§ **Short problem**
Find every line with the word "smart". Copy those lines.

§ **Records to use**
## start
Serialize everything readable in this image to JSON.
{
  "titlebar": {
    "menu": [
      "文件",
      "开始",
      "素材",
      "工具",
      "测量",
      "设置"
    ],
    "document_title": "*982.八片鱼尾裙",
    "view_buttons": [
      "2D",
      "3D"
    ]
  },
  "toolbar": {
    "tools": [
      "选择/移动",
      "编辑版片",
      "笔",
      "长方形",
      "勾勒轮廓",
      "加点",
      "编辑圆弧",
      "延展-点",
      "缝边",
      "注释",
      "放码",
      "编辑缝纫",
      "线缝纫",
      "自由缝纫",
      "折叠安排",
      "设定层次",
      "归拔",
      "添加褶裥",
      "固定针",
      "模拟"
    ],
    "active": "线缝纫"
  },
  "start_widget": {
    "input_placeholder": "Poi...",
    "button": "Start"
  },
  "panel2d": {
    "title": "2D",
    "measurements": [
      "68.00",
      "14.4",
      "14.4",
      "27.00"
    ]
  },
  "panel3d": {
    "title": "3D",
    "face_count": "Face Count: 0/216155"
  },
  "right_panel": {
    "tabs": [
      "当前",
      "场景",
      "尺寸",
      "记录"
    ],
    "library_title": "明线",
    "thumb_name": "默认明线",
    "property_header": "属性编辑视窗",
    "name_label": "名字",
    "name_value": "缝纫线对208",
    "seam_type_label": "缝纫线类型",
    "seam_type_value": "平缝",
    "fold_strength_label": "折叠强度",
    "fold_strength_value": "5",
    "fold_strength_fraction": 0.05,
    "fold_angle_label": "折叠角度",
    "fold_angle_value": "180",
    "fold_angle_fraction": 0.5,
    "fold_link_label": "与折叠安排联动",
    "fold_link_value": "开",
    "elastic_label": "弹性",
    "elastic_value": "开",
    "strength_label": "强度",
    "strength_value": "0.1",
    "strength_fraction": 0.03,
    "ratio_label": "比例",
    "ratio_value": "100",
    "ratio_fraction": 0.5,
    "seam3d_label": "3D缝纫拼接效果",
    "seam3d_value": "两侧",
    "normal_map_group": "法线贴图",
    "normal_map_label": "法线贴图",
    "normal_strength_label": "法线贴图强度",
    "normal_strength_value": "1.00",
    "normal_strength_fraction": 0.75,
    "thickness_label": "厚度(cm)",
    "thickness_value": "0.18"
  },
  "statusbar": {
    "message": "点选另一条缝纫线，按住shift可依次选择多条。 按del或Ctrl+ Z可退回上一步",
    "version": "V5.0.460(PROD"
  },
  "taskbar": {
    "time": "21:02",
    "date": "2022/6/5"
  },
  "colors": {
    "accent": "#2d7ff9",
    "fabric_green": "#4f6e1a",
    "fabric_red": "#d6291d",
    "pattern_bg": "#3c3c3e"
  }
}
## end
## start
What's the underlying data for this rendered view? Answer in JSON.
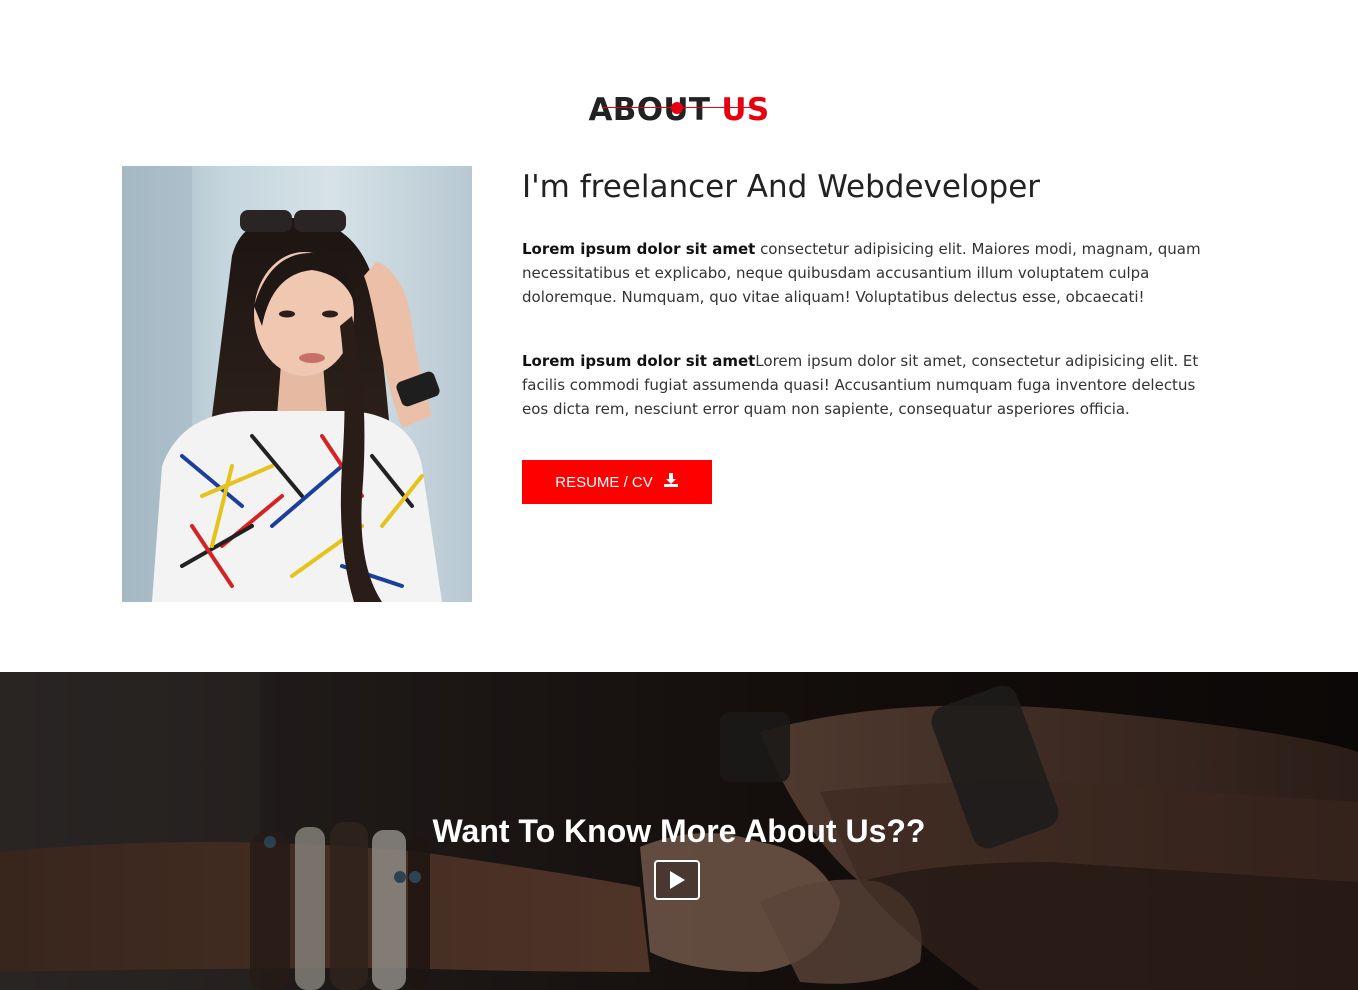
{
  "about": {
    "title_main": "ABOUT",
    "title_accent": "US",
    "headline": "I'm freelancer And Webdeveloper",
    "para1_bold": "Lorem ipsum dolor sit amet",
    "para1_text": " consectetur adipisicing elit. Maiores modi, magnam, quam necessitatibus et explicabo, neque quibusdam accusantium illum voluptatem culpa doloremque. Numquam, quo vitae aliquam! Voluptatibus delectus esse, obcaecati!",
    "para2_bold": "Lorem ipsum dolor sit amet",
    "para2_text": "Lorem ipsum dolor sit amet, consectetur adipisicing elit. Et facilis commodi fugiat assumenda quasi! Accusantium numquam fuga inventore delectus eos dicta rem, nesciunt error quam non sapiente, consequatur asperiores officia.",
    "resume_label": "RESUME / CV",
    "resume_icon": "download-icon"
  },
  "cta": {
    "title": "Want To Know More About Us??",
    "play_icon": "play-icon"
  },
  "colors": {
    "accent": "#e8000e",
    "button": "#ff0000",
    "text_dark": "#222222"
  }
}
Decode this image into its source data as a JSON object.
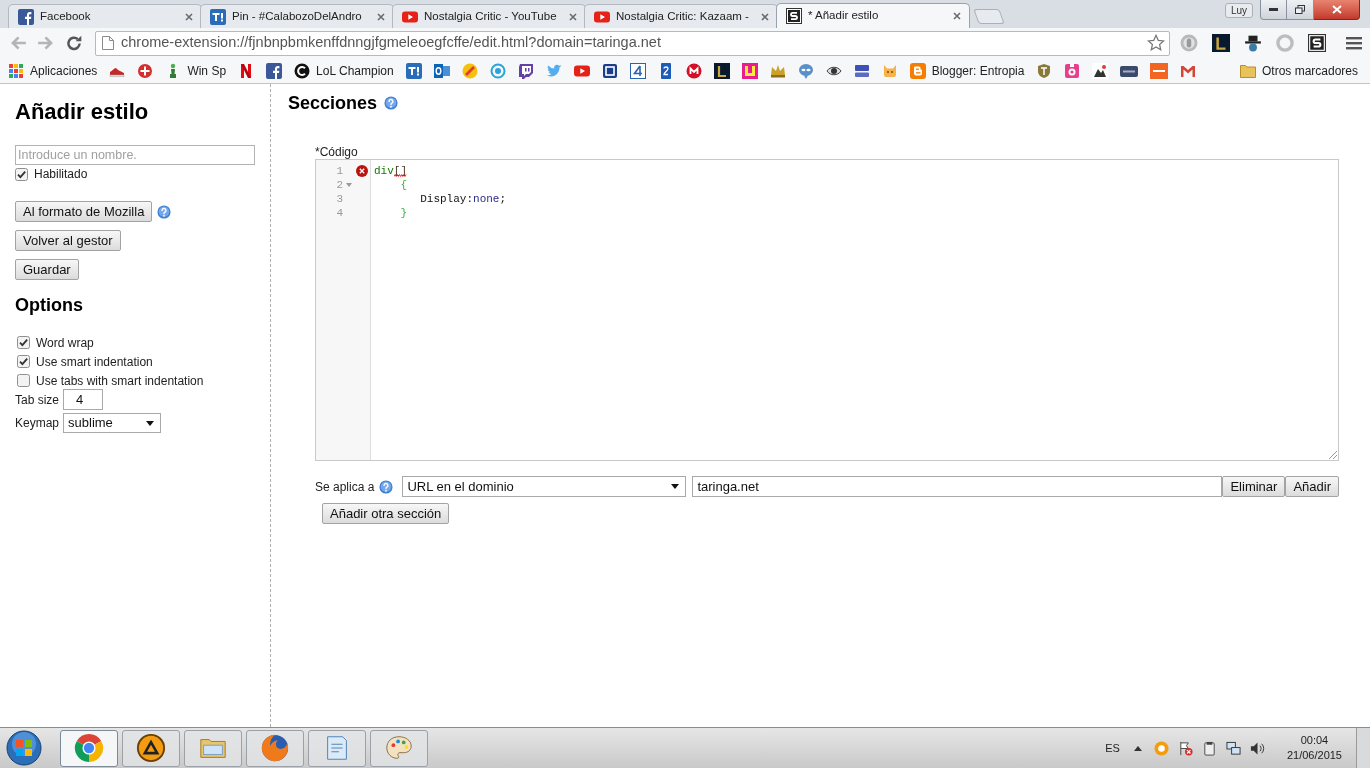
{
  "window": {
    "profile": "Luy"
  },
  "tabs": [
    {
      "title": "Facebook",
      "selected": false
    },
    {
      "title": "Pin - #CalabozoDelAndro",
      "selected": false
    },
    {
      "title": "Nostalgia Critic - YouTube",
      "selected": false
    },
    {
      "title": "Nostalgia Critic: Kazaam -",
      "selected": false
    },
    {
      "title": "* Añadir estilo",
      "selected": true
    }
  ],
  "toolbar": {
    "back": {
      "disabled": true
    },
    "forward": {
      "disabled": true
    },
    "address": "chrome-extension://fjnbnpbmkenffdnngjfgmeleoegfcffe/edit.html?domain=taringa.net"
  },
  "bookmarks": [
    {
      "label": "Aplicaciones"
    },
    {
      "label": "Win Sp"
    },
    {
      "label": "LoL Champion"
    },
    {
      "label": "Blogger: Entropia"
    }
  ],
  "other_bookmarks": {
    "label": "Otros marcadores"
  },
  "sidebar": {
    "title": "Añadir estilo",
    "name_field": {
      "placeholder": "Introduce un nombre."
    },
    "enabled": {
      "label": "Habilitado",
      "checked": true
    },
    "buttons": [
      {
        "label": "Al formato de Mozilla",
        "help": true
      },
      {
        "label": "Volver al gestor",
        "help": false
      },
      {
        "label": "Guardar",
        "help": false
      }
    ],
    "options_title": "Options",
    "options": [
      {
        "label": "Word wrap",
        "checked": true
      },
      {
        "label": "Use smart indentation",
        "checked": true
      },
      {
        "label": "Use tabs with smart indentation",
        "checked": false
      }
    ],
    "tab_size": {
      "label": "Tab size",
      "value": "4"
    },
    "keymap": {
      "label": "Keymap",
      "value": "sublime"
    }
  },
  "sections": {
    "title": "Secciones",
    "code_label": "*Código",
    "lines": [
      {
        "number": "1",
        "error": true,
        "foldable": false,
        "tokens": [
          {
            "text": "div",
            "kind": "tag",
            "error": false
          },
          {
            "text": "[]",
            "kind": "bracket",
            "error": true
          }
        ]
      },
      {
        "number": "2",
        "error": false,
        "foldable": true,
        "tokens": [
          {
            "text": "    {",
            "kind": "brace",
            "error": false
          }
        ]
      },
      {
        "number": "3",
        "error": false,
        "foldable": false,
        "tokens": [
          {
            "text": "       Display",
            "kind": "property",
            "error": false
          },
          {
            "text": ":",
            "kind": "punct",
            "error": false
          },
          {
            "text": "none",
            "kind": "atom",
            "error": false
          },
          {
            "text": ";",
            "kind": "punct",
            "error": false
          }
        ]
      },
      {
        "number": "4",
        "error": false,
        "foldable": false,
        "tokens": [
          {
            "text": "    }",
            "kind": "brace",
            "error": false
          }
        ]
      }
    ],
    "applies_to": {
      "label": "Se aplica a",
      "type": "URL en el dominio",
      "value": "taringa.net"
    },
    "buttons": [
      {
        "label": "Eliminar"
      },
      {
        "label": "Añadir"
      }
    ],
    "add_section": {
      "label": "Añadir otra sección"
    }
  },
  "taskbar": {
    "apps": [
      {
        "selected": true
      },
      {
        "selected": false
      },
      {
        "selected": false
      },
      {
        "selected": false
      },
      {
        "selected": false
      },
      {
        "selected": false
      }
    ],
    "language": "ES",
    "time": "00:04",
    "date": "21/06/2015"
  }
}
## end
§ **Exercise output**
        "label": "Use smart indentation",
        "label": "Use tabs with smart indentation",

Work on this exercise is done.